[start of Materials provided]

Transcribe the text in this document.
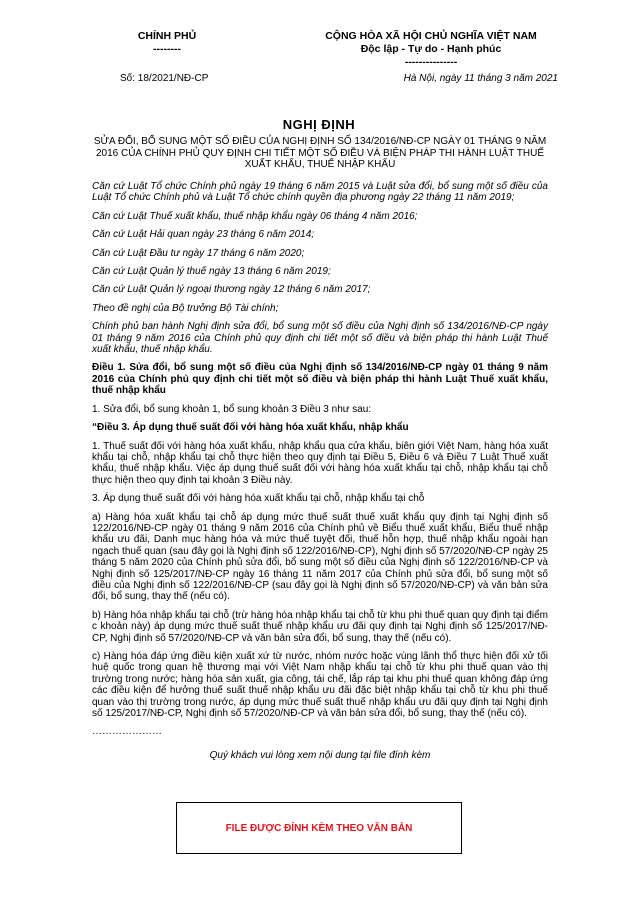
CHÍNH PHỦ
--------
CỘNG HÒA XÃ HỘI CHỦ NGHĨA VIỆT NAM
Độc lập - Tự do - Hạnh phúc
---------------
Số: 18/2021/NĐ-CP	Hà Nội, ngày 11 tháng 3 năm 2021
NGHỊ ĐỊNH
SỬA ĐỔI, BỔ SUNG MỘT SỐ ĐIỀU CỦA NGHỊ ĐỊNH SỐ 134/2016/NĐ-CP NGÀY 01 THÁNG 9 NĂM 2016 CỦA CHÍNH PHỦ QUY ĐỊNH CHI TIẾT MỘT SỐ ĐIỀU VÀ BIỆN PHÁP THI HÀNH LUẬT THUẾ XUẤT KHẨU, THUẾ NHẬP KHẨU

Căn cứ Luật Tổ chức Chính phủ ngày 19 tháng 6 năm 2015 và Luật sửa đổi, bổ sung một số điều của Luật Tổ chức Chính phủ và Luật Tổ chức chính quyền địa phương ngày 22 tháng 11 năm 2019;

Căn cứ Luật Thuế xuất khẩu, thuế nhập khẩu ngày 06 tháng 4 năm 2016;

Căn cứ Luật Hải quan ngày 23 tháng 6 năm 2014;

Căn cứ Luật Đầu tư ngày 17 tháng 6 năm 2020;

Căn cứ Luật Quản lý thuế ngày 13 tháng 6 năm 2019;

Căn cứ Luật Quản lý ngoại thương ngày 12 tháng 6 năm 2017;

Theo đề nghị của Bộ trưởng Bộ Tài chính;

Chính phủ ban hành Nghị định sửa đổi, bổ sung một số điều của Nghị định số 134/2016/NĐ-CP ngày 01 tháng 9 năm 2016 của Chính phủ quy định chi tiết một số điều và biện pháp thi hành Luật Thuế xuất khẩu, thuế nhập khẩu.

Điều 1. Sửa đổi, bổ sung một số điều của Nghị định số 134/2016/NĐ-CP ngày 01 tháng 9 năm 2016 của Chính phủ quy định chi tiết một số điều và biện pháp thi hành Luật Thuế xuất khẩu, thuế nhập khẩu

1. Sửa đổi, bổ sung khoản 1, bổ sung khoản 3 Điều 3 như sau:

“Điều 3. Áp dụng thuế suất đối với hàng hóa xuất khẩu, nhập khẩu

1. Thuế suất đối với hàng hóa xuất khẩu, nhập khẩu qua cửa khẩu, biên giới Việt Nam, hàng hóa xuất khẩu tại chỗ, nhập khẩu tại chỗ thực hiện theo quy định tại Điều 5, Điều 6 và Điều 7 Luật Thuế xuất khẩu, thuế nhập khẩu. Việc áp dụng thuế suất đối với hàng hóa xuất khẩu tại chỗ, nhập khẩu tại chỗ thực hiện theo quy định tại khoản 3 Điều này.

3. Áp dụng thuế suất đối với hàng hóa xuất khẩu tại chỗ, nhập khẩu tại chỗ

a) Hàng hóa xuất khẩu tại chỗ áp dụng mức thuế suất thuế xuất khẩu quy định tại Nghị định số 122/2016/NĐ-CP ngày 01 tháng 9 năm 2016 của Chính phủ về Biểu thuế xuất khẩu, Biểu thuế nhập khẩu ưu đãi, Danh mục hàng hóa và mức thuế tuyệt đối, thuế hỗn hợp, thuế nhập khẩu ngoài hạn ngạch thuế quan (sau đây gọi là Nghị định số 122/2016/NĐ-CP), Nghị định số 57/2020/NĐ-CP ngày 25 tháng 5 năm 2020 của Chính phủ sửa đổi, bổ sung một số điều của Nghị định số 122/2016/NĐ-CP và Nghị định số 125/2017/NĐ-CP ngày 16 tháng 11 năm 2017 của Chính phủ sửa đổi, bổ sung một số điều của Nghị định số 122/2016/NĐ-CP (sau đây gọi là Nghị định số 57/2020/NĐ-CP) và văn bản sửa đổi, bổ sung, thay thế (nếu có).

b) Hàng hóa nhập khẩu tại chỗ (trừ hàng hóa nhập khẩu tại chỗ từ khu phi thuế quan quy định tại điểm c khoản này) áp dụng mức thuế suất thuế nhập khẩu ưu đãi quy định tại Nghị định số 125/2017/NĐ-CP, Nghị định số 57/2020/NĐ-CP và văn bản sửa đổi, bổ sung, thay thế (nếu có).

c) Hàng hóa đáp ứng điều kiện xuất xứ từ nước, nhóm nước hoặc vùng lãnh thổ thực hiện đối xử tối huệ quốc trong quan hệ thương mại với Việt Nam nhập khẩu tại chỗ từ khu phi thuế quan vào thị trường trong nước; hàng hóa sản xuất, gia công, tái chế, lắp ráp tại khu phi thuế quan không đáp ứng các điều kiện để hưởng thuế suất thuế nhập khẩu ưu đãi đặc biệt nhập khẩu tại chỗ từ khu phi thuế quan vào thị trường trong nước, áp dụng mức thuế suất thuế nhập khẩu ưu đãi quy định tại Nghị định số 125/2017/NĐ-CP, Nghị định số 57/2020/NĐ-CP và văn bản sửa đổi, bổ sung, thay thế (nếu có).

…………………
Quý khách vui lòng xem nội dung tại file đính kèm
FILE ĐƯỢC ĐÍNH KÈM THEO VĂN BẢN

[end of Materials provided]

• Work required: Read through the entries and copy each line in which "thương" appears.

• Complete output:
Căn cứ Luật Quản lý ngoại thương ngày 12 tháng 6 năm 2017;
c) Hàng hóa đáp ứng điều kiện xuất xứ từ nước, nhóm nước hoặc vùng lãnh thổ thực hiện đối xử tối huệ quốc trong quan hệ thương mại với Việt Nam nhập khẩu tại chỗ từ khu phi thuế quan vào thị trường trong nước; hàng hóa sản xuất, gia công, tái chế, lắp ráp tại khu phi thuế quan không đáp ứng các điều kiện để hưởng thuế suất thuế nhập khẩu ưu đãi đặc biệt nhập khẩu tại chỗ từ khu phi thuế quan vào thị trường trong nước, áp dụng mức thuế suất thuế nhập khẩu ưu đãi quy định tại Nghị định số 125/2017/NĐ-CP, Nghị định số 57/2020/NĐ-CP và văn bản sửa đổi, bổ sung, thay thế (nếu có).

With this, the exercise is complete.